**GIVEN INSTRUCTION:** Go through the entries below and copy each line containing the word "Россия".

**DATA PROVIDED:**
◆ ◆ ◆
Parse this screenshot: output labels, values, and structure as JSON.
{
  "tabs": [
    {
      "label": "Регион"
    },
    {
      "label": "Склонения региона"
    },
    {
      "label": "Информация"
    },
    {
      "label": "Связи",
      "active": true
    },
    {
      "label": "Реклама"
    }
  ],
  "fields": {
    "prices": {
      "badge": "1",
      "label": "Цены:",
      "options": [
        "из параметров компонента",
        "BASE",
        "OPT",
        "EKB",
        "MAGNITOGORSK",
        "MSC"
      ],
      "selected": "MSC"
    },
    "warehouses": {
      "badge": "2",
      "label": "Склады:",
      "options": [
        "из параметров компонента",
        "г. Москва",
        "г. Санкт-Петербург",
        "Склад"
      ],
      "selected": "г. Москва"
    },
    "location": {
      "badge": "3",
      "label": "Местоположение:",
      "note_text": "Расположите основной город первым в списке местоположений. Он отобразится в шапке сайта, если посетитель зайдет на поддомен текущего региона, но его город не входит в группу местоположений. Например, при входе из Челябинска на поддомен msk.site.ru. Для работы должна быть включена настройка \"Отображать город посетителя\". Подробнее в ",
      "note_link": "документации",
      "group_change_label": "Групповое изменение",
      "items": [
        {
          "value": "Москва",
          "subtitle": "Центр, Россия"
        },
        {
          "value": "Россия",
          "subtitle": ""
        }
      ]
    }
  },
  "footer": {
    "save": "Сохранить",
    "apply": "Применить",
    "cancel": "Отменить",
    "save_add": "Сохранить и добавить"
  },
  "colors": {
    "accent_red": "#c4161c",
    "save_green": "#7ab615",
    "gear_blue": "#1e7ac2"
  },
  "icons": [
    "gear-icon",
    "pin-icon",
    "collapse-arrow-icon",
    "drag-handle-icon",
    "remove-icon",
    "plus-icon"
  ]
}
◆ ◆ ◆
**SOLUTION:**
          "subtitle": "Центр, Россия"
          "value": "Россия",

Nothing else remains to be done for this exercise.